## EXERCISES TO COMPLETE
1. Decide whether each statement below agrees with the FPGA discussion, answering yes or no and quoting the deciding words of the text: (a) About 70% of the LUTs on a college FPGA board went to building a Wallace Tree Multiplier. (b) Microchip's SAMA5D2 is given a price of about $50. (c) FPGAs are described as almost never shining as raw compute.
2. Summarize the FPGA discussion in two sentences.

Hacker Newsnew | past | comments | ask | show | jobs | submitlogin

A lot of beginner FPGA projects are just crappy microcontroller / crappy microprocessor projects.

I'm thinking back to my college years, where I spent about 70% of the LUTs of our little FPGA board making a Wallace Tree Multiplier. Yes, good to learn Verilog over, good for learning how half-adders and adders could work together to make bigger circuits and all that, but its not exactly a good use of FPGA capabilities.

Given how many chips are available today on the market, what are hobby-level FPGA designs that truly take advantage of custom logic in a way that a microcontroller and/or microprocessor (or other common parts) cannot replicate?

---------

Looking at history: I think the traditional use of FPGAs and/or ASICs were matrix multiplication routines, specifically Reed Solomon error correction codes. The most common implementation was probably CD-ROM error correction IIRC.

But I'd argue that such routines are doable with ARM Neon these days, especially with PMULL (Neon carryless multiplication, specifically designed to accelerate Galois Field multiplication). And a lot of other matrix-multiplications are likely an ARM Neon problem solvable with a tiny Cortex-A5 or Cortex-A7. (These CPUs are available at $8 to $20 price points, far cheaper than an FPGA, and they run Linux so they're also easier to program for than learning Verilog). Microchip's SAMA5D2 for example is like $10 and a total solution is under 500mW of power consumption (DDR2 included).

I think communications is the right overall idea. A lot of problems come down to large matrix-multiplication or other large-scale compute problems. But a lot of radio circuits (ex: Bluetooth, LoRa, Zigbee, etc. etc.) already have ASICs. Perhaps communication protocols itself need experimentation, and FPGAs are best at that?

I do think that a low-cost, low-latency, low-power communication protocol should be invented for wired communications, or infrared, etc. etc. And that might make more sense to FPGA-out rather than using a microprocessor / SIMD / ARM-Neon on.



The number of compute-focused applications that are better on FPGA is going to be tiny. Doubly so if low-end, triply so if not real-time.

FPGAs shine in hard real-time applications and as "EE Duct Tape," but almost never as raw compute, even if your utilization is rather high. If you need to slurp in data from a bunch of ADCs at many GB/s and do signal processing without missing a sample, FPGA shine. Radar, sonar, signal analyzers, beam forming, that sort of thing. If you need to connect PC buses (PCIe, Ethernet) together in a novel fashion, say because you are prototyping a new PC chip or router or building AWS, then FPGAs shine. The moment volume gets high, the scales tip back towards ASICs, but many important applications are intrinsically low volume. Often in prototyping, but sometimes in deployment too. How many F-22s exist? Only about 200. Custom chips wouldn't come close to filling a FOUP, so you can bet your bottom that they (and the labs that engineered them) are full of FPGAs.

Records contained in a dataset
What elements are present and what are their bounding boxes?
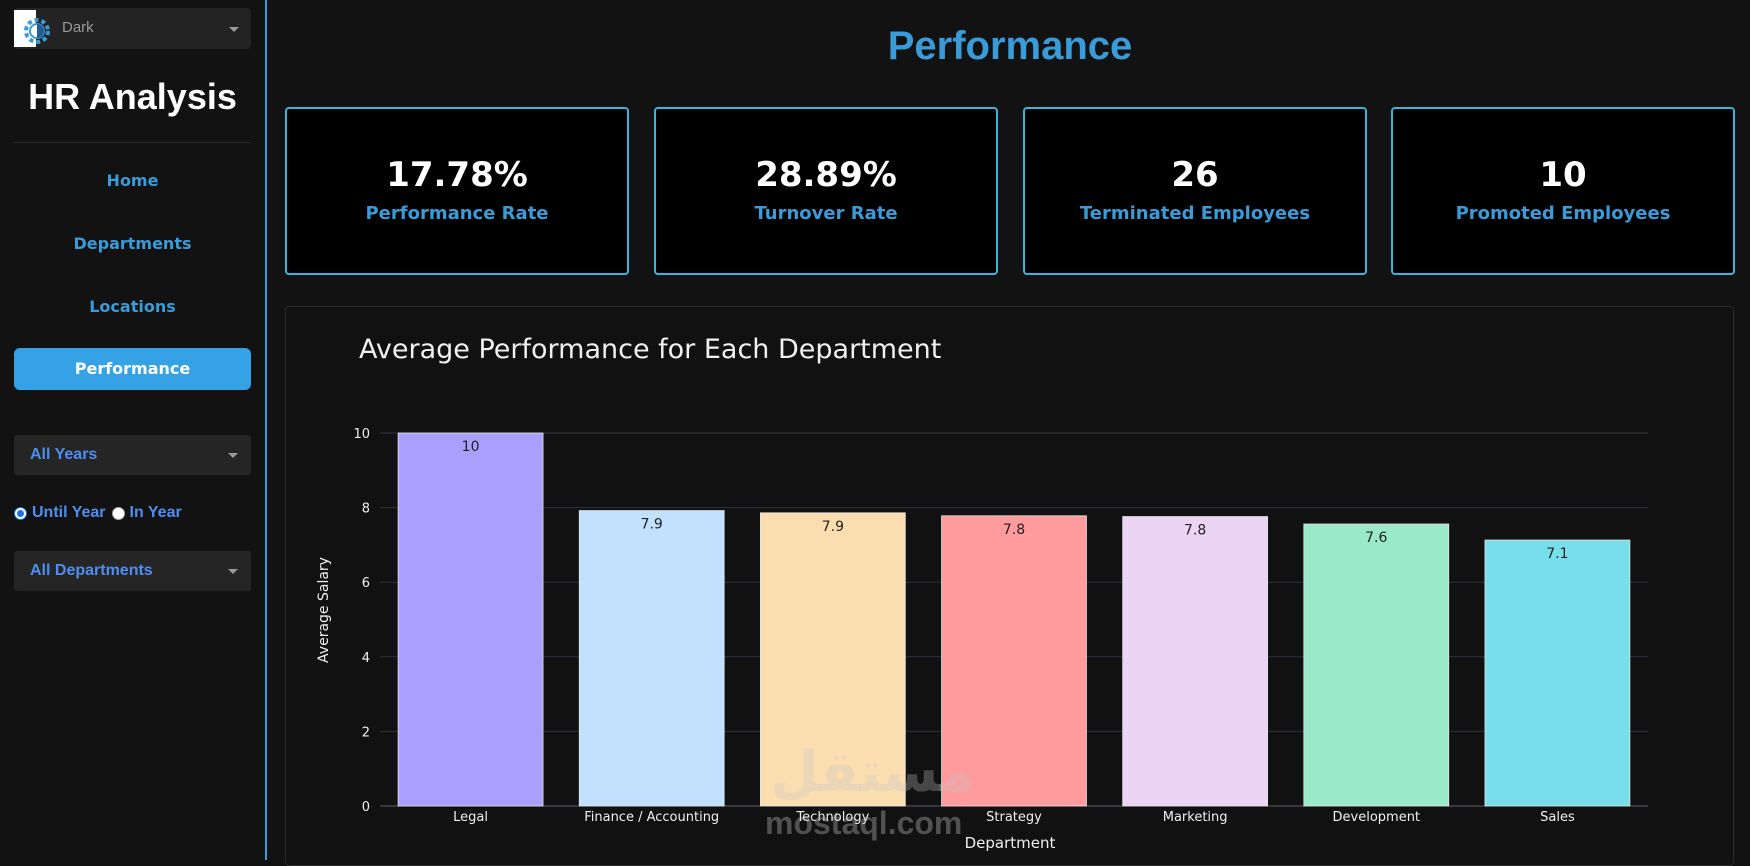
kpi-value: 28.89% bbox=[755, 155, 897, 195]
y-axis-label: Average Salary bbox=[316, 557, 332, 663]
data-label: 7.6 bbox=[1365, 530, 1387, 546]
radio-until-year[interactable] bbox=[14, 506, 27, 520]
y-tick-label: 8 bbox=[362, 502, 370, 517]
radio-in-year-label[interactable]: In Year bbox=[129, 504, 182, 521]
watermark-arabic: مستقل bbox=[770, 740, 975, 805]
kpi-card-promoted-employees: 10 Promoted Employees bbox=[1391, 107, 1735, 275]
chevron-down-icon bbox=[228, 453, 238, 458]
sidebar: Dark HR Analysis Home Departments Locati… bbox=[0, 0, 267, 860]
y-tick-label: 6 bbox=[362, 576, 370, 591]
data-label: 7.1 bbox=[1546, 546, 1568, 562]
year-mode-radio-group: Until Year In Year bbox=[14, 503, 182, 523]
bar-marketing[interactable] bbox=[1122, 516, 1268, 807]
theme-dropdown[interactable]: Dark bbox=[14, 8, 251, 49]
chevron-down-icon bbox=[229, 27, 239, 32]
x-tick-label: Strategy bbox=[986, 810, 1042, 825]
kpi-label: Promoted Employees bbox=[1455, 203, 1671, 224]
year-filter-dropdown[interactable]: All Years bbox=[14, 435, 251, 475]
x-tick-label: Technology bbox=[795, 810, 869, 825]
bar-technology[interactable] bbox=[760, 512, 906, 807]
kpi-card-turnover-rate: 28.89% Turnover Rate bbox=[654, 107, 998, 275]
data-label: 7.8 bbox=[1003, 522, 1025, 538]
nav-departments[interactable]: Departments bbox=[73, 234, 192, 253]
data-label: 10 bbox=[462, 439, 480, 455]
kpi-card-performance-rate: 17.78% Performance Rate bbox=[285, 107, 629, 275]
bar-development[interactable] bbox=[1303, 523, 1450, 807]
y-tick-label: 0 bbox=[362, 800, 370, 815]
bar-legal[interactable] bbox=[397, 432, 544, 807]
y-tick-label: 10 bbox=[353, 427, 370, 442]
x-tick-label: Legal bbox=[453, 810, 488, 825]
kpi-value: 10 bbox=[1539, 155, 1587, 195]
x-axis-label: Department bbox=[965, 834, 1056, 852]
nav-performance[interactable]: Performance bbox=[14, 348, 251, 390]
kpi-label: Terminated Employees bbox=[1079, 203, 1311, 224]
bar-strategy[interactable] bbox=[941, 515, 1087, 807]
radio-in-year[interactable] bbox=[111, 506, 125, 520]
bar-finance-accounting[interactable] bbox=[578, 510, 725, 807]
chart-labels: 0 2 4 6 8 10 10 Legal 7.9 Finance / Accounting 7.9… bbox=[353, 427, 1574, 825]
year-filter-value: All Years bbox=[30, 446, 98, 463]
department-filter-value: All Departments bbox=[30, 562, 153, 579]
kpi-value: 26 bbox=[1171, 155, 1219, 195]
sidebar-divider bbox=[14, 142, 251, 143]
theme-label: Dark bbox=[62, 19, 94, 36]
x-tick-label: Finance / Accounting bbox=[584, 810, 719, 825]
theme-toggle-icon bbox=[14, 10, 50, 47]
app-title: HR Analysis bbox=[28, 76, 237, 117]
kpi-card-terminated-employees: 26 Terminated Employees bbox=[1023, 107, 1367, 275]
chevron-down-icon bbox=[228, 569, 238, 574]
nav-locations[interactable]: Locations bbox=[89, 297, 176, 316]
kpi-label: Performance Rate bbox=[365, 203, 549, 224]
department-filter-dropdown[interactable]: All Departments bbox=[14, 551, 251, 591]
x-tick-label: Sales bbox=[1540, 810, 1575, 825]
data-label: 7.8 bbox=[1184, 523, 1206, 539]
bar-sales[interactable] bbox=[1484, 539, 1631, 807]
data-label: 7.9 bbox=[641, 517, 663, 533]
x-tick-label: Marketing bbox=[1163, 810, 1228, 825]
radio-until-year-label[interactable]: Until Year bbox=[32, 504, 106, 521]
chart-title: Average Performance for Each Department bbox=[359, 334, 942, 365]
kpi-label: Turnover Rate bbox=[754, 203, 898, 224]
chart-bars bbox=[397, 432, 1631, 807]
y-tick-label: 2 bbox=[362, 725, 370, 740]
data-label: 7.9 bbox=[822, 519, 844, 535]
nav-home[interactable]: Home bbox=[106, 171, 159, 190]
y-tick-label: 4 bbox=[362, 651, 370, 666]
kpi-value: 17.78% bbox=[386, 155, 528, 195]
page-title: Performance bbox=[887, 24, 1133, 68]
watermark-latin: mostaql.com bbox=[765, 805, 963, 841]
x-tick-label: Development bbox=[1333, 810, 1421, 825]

...

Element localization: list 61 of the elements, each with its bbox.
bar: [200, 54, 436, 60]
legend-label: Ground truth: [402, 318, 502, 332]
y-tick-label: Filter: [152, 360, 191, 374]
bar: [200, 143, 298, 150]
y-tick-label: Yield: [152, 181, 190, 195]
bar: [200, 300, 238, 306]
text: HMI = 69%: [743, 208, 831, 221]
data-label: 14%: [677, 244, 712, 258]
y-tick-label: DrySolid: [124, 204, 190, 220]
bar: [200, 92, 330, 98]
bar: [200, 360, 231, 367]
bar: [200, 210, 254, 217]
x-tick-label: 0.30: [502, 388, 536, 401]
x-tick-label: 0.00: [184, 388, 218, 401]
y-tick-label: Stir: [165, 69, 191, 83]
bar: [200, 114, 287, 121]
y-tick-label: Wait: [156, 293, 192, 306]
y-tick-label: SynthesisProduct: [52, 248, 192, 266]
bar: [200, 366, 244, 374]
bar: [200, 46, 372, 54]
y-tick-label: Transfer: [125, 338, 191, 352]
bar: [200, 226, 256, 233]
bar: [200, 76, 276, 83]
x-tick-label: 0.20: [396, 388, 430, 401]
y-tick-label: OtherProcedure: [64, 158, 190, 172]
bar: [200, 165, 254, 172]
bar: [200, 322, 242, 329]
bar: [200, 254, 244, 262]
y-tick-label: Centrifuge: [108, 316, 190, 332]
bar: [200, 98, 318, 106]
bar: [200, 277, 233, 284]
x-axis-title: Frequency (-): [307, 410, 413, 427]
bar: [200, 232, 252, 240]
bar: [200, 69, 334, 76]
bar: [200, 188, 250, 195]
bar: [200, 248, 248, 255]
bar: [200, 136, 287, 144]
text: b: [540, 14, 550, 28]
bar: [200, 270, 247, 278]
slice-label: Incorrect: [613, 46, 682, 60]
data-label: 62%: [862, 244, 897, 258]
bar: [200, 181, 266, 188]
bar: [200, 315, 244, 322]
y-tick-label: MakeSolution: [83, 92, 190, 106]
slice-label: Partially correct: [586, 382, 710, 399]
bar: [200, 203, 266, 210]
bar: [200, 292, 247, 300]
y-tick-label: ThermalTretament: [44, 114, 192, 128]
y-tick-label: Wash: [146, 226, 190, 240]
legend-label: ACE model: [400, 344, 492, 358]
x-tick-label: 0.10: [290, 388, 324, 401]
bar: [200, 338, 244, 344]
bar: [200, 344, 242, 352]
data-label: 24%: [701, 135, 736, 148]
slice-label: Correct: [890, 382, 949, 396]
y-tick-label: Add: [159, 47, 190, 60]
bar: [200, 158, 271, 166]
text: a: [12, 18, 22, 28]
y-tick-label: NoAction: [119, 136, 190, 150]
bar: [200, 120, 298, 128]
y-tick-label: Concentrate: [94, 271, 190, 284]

## ANSWERS PER TASK
1.
(a) Yes: "I spent about 70% of the LUTs of our little FPGA board making a Wallace Tree Multiplier."
(b) No: "Microchip's SAMA5D2 for example is like $10."
(c) Yes: "FPGAs shine in hard real-time applications and as "EE Duct Tape," but almost never as raw compute."

2. The opening post asks which hobby-level FPGA designs truly exploit custom logic in ways a microcontroller or microprocessor cannot replicate. It argues that routines like Reed Solomon error correction are now doable with ARM Neon on cheap Cortex-A chips, and a reply holds that FPGAs rarely win as raw compute but shine in hard real-time work such as radar and sonar, in connecting PC buses in novel ways, and in intrinsically low-volume applications.